= Given text =
Content starts

Flow chart of the patients

Table 1 Patient demographics and clinical data
Table 2 Operative data and clinical outcomes
Table 3 Post HOC analysis: comparison between serial measurement of IPSS, PVR and Qmax in each group

Discussion

Laser invaded medicine in the last decades of the past century. Soon after that different laser technologies were widely used for urology purposes. It gained popularity among urologists in endoscopic resection of benign prostatic hyperplasia or bladder tumors, fragmenting renal or ureteric stones, and lastly in treatment of urethral strictures because of less bleeding, shorter hospitalization time and less complication rate [17]. Urethral stricture is a disease with a potentially high recurrence risk that forced urologists to use many substances for intra-lesional injection with conventional VIU like mitomycin-c, methylprednisolone and the tetra-inject (triamcinolone, hyaluronidase, mitomycin-c and N-acetyl cysteine) [18, 19]. Two main principles should be taken in mind when treating urethral stricture to minimize the risk of recurrence: removal of fibrotic tissues and avoidance of injury of healthy tissues [20]. Holmium laser with its high wavelength of 2140 nm and short emission time of 0.25 mL/s provides a good option for urethral strictures management with vaporization of fibrotic scarred tissues and minimal thermal damage for normal tissues [21]. The largest meta-analysis presented by Jin et al. in 2010 found that laser urethrotomy results were better but without statistically significant difference between laser urethrotomy and with the conventional cold knife VIU [22]. With increased popularity of laser urethrotomy use, the number of publications studying and comparing the two maneuvers has recently increased with high emphasis on that laser urethrotomy is more effective and more safe [23].

Content ends

= Work task 1 =
What wavelength does the discussion give for the holmium laser?
= Work task 2 =
Using the discussion, explain why laser technologies gained popularity among urologists.
= Work task 3 =
Translate this sentence from the discussion into Spanish: "Two main principles should be taken in mind when treating urethral stricture to minimize the risk of recurrence: removal of fibrotic tissues and avoidance of injury of healthy tissues."
The items that come next are drawn from a separate source.

= Record excerpts =
Content starts

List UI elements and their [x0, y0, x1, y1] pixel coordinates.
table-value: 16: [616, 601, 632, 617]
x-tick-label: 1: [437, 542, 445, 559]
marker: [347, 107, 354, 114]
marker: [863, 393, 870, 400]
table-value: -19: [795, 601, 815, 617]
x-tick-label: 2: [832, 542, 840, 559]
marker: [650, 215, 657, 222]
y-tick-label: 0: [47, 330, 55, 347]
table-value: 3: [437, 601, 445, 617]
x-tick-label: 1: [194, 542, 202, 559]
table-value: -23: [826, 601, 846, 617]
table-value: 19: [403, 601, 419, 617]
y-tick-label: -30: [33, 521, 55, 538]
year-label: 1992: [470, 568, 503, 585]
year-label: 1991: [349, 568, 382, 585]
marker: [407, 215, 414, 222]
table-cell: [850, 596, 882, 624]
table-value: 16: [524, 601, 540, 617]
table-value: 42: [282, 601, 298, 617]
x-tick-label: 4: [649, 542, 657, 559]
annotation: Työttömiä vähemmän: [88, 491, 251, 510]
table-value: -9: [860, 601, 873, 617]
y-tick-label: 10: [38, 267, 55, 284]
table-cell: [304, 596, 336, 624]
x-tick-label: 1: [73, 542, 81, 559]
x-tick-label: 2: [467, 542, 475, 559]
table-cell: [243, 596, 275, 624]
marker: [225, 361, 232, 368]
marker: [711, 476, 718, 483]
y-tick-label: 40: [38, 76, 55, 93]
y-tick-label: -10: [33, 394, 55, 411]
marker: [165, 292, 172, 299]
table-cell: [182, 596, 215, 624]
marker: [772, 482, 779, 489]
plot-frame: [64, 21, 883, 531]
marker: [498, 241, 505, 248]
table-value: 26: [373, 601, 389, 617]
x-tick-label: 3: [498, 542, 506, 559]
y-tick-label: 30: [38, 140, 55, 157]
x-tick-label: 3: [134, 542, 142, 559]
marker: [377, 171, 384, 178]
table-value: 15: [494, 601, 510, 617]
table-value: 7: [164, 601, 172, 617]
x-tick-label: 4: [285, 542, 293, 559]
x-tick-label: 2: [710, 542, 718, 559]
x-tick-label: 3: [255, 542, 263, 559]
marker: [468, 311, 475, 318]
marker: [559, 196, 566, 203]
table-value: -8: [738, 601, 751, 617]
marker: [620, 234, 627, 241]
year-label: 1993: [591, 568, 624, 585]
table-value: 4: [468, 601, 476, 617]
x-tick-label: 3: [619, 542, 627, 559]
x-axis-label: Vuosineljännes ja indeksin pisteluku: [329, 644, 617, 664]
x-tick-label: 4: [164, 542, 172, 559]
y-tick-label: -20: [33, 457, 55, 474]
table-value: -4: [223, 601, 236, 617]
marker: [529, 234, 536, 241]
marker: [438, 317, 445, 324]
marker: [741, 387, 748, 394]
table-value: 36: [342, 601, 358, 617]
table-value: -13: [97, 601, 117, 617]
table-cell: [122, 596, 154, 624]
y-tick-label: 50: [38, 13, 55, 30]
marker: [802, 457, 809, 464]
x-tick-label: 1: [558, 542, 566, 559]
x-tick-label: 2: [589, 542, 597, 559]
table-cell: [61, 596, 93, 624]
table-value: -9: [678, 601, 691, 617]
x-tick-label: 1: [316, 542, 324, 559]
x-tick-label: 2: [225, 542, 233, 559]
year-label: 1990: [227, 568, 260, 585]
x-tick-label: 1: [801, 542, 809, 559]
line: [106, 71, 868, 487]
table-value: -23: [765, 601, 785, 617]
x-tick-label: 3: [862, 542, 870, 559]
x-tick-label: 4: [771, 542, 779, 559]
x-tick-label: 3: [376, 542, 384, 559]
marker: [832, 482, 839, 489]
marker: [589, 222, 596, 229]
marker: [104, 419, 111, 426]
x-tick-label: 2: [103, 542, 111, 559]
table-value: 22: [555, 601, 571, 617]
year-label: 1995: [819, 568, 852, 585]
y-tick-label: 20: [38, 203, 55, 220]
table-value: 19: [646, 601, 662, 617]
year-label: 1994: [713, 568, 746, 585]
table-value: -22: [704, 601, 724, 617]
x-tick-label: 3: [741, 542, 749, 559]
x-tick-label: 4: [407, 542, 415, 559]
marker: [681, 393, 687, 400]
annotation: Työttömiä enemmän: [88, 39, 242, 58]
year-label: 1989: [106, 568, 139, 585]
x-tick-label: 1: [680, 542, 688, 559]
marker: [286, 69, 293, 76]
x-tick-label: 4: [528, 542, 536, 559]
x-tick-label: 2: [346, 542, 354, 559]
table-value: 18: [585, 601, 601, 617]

Content ends

= Exercise solution 1 =
2140 nm.

= Exercise solution 2 =
They gained popularity because they cause less bleeding. They also shorten hospitalization time and have a lower complication rate.

= Exercise solution 3 =
Al tratar la estenosis uretral deben tenerse en cuenta dos principios fundamentales para minimizar el riesgo de recurrencia: la eliminación de los tejidos fibróticos y la prevención de lesiones en los tejidos sanos.